[Materials provided]
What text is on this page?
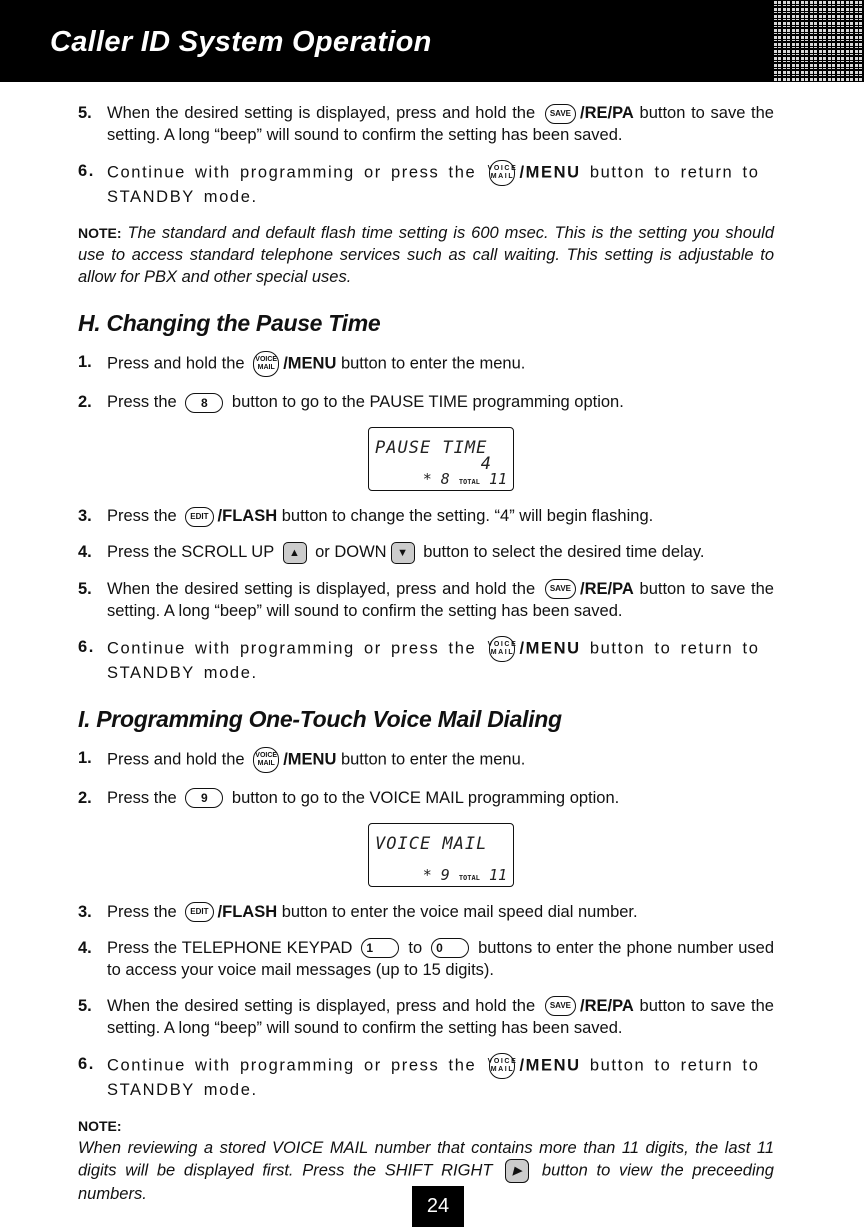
Caller ID System Operation
5. When the desired setting is displayed, press and hold the SAVE /RE/PA button to save the setting. A long “beep” will sound to confirm the setting has been saved.
6. Continue with programming or press the VOICE
MAIL /MENU button to return to STANDBY mode.
NOTE: The standard and default flash time setting is 600 msec. This is the setting you should use to access standard telephone services such as call waiting. This setting is adjustable to allow for PBX and other special uses.
H. Changing the Pause Time
1. Press and hold the VOICE
MAIL /MENU button to enter the menu.
2. Press the 8 button to go to the PAUSE TIME programming option.
PAUSE TIME
4
* 8 TOTAL 11
3. Press the EDIT /FLASH button to change the setting. “4” will begin flashing.
4. Press the SCROLL UP ▲ or DOWN ▼ button to select the desired time delay.
5. When the desired setting is displayed, press and hold the SAVE /RE/PA button to save the setting. A long “beep” will sound to confirm the setting has been saved.
6. Continue with programming or press the VOICE
MAIL /MENU button to return to STANDBY mode.
I. Programming One-Touch Voice Mail Dialing
1. Press and hold the VOICE
MAIL /MENU button to enter the menu.
2. Press the 9 button to go to the VOICE MAIL programming option.
VOICE MAIL
* 9 TOTAL 11
3. Press the EDIT /FLASH button to enter the voice mail speed dial number.
4. Press the TELEPHONE KEYPAD 1 to 0 buttons to enter the phone number used to access your voice mail messages (up to 15 digits).
5. When the desired setting is displayed, press and hold the SAVE /RE/PA button to save the setting. A long “beep” will sound to confirm the setting has been saved.
6. Continue with programming or press the VOICE
MAIL /MENU button to return to STANDBY mode.
NOTE:
When reviewing a stored VOICE MAIL number that contains more than 11 digits, the last 11 digits will be displayed first. Press the SHIFT RIGHT ▶ button to view the preceeding numbers.
24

[Stated problem] Reproduce the records, all of them, word for word; omit the pictures.

[Task output]
What text is on this page?
Caller ID System Operation
5. When the desired setting is displayed, press and hold the SAVE /RE/PA button to save the setting. A long “beep” will sound to confirm the setting has been saved.
6. Continue with programming or press the VOICE
MAIL /MENU button to return to STANDBY mode.
NOTE: The standard and default flash time setting is 600 msec. This is the setting you should use to access standard telephone services such as call waiting. This setting is adjustable to allow for PBX and other special uses.
H. Changing the Pause Time
1. Press and hold the VOICE
MAIL /MENU button to enter the menu.
2. Press the 8 button to go to the PAUSE TIME programming option.
PAUSE TIME
4
* 8 TOTAL 11
3. Press the EDIT /FLASH button to change the setting. “4” will begin flashing.
4. Press the SCROLL UP ▲ or DOWN ▼ button to select the desired time delay.
5. When the desired setting is displayed, press and hold the SAVE /RE/PA button to save the setting. A long “beep” will sound to confirm the setting has been saved.
6. Continue with programming or press the VOICE
MAIL /MENU button to return to STANDBY mode.
I. Programming One-Touch Voice Mail Dialing
1. Press and hold the VOICE
MAIL /MENU button to enter the menu.
2. Press the 9 button to go to the VOICE MAIL programming option.
VOICE MAIL
* 9 TOTAL 11
3. Press the EDIT /FLASH button to enter the voice mail speed dial number.
4. Press the TELEPHONE KEYPAD 1 to 0 buttons to enter the phone number used to access your voice mail messages (up to 15 digits).
5. When the desired setting is displayed, press and hold the SAVE /RE/PA button to save the setting. A long “beep” will sound to confirm the setting has been saved.
6. Continue with programming or press the VOICE
MAIL /MENU button to return to STANDBY mode.
NOTE:
When reviewing a stored VOICE MAIL number that contains more than 11 digits, the last 11 digits will be displayed first. Press the SHIFT RIGHT ▶ button to view the preceeding numbers.
24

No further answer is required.